◆ Data in this exercise
:::

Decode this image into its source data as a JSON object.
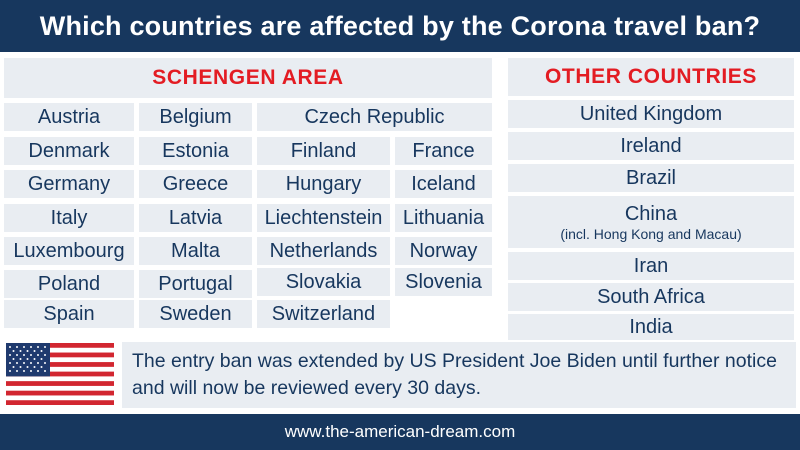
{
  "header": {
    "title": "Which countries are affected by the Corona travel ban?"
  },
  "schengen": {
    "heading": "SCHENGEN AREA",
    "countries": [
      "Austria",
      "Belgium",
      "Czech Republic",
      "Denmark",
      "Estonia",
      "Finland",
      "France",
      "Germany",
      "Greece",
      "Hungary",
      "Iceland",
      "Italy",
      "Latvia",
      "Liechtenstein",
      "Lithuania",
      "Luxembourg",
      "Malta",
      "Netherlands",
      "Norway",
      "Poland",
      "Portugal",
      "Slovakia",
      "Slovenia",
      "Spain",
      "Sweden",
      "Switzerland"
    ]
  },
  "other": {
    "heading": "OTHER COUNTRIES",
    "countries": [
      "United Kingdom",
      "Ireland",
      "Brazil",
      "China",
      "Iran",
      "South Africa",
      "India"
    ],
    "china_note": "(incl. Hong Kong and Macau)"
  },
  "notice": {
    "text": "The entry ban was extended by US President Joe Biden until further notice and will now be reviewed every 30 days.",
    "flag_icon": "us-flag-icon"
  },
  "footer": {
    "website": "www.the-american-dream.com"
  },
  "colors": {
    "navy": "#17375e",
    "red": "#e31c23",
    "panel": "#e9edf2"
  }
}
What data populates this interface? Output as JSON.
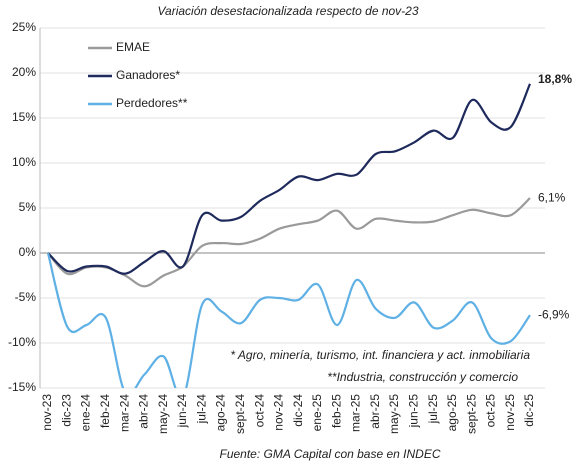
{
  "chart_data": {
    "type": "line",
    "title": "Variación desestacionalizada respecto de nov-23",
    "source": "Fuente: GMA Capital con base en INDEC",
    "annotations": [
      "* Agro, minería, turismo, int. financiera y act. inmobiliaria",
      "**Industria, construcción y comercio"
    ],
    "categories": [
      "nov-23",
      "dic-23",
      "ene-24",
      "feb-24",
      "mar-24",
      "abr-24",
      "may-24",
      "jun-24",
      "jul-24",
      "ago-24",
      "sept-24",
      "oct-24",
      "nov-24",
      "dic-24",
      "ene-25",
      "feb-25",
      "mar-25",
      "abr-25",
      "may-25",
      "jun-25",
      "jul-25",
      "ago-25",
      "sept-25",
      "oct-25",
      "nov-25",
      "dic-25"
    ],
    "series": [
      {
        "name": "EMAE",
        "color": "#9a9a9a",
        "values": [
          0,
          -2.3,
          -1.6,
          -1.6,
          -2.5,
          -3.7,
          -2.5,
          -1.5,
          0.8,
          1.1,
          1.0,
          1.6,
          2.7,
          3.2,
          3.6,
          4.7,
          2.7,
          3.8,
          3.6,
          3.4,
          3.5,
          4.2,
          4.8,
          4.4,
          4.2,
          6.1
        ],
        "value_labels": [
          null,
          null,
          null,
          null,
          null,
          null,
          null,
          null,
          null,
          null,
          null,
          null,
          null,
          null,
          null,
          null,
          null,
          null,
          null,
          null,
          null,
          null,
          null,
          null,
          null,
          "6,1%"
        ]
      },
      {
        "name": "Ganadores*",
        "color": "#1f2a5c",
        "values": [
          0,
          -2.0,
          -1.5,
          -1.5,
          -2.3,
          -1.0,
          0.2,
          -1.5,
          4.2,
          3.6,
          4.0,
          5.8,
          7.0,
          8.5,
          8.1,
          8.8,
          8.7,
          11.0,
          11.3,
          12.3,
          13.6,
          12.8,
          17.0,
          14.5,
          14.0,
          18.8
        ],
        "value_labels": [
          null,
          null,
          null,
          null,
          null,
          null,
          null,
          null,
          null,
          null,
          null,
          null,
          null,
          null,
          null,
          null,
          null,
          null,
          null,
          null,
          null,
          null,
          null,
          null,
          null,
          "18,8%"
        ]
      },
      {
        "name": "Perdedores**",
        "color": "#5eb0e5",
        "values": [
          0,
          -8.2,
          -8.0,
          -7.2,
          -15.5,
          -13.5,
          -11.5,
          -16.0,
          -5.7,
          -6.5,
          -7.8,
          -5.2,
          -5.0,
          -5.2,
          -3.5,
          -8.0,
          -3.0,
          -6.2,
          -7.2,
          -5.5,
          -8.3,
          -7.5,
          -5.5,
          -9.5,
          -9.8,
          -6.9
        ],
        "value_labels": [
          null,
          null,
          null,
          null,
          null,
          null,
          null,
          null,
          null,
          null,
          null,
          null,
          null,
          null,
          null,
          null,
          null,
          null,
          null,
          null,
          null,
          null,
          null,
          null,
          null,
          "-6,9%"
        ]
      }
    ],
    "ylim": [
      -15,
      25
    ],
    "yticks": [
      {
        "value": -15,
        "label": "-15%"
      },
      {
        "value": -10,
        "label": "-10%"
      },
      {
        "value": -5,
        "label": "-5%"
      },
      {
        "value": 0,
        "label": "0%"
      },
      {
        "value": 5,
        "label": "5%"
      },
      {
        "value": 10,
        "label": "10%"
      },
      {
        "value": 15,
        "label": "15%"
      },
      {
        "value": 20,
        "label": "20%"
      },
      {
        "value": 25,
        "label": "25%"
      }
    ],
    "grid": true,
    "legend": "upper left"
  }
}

:::

◆ What to work on
Keep every word of the data as it is when you write it out, but drop the pictures.

◆ Reply to the exercise
Decode this image into its source data as a JSON object.
{
  "header": {
    "title": "Which countries are affected by the Corona travel ban?"
  },
  "schengen": {
    "heading": "SCHENGEN AREA",
    "countries": [
      "Austria",
      "Belgium",
      "Czech Republic",
      "Denmark",
      "Estonia",
      "Finland",
      "France",
      "Germany",
      "Greece",
      "Hungary",
      "Iceland",
      "Italy",
      "Latvia",
      "Liechtenstein",
      "Lithuania",
      "Luxembourg",
      "Malta",
      "Netherlands",
      "Norway",
      "Poland",
      "Portugal",
      "Slovakia",
      "Slovenia",
      "Spain",
      "Sweden",
      "Switzerland"
    ]
  },
  "other": {
    "heading": "OTHER COUNTRIES",
    "countries": [
      "United Kingdom",
      "Ireland",
      "Brazil",
      "China",
      "Iran",
      "South Africa",
      "India"
    ],
    "china_note": "(incl. Hong Kong and Macau)"
  },
  "notice": {
    "text": "The entry ban was extended by US President Joe Biden until further notice and will now be reviewed every 30 days.",
    "flag_icon": "us-flag-icon"
  },
  "footer": {
    "website": "www.the-american-dream.com"
  },
  "colors": {
    "navy": "#17375e",
    "red": "#e31c23",
    "panel": "#e9edf2"
  }
}
What data populates this interface? Output as JSON.
{
  "chart_data": {
    "type": "line",
    "title": "Variación desestacionalizada respecto de nov-23",
    "source": "Fuente: GMA Capital con base en INDEC",
    "annotations": [
      "* Agro, minería, turismo, int. financiera y act. inmobiliaria",
      "**Industria, construcción y comercio"
    ],
    "categories": [
      "nov-23",
      "dic-23",
      "ene-24",
      "feb-24",
      "mar-24",
      "abr-24",
      "may-24",
      "jun-24",
      "jul-24",
      "ago-24",
      "sept-24",
      "oct-24",
      "nov-24",
      "dic-24",
      "ene-25",
      "feb-25",
      "mar-25",
      "abr-25",
      "may-25",
      "jun-25",
      "jul-25",
      "ago-25",
      "sept-25",
      "oct-25",
      "nov-25",
      "dic-25"
    ],
    "series": [
      {
        "name": "EMAE",
        "color": "#9a9a9a",
        "values": [
          0,
          -2.3,
          -1.6,
          -1.6,
          -2.5,
          -3.7,
          -2.5,
          -1.5,
          0.8,
          1.1,
          1.0,
          1.6,
          2.7,
          3.2,
          3.6,
          4.7,
          2.7,
          3.8,
          3.6,
          3.4,
          3.5,
          4.2,
          4.8,
          4.4,
          4.2,
          6.1
        ],
        "value_labels": [
          null,
          null,
          null,
          null,
          null,
          null,
          null,
          null,
          null,
          null,
          null,
          null,
          null,
          null,
          null,
          null,
          null,
          null,
          null,
          null,
          null,
          null,
          null,
          null,
          null,
          "6,1%"
        ]
      },
      {
        "name": "Ganadores*",
        "color": "#1f2a5c",
        "values": [
          0,
          -2.0,
          -1.5,
          -1.5,
          -2.3,
          -1.0,
          0.2,
          -1.5,
          4.2,
          3.6,
          4.0,
          5.8,
          7.0,
          8.5,
          8.1,
          8.8,
          8.7,
          11.0,
          11.3,
          12.3,
          13.6,
          12.8,
          17.0,
          14.5,
          14.0,
          18.8
        ],
        "value_labels": [
          null,
          null,
          null,
          null,
          null,
          null,
          null,
          null,
          null,
          null,
          null,
          null,
          null,
          null,
          null,
          null,
          null,
          null,
          null,
          null,
          null,
          null,
          null,
          null,
          null,
          "18,8%"
        ]
      },
      {
        "name": "Perdedores**",
        "color": "#5eb0e5",
        "values": [
          0,
          -8.2,
          -8.0,
          -7.2,
          -15.5,
          -13.5,
          -11.5,
          -16.0,
          -5.7,
          -6.5,
          -7.8,
          -5.2,
          -5.0,
          -5.2,
          -3.5,
          -8.0,
          -3.0,
          -6.2,
          -7.2,
          -5.5,
          -8.3,
          -7.5,
          -5.5,
          -9.5,
          -9.8,
          -6.9
        ],
        "value_labels": [
          null,
          null,
          null,
          null,
          null,
          null,
          null,
          null,
          null,
          null,
          null,
          null,
          null,
          null,
          null,
          null,
          null,
          null,
          null,
          null,
          null,
          null,
          null,
          null,
          null,
          "-6,9%"
        ]
      }
    ],
    "ylim": [
      -15,
      25
    ],
    "yticks": [
      {
        "value": -15,
        "label": "-15%"
      },
      {
        "value": -10,
        "label": "-10%"
      },
      {
        "value": -5,
        "label": "-5%"
      },
      {
        "value": 0,
        "label": "0%"
      },
      {
        "value": 5,
        "label": "5%"
      },
      {
        "value": 10,
        "label": "10%"
      },
      {
        "value": 15,
        "label": "15%"
      },
      {
        "value": 20,
        "label": "20%"
      },
      {
        "value": 25,
        "label": "25%"
      }
    ],
    "grid": true,
    "legend": "upper left"
  }
}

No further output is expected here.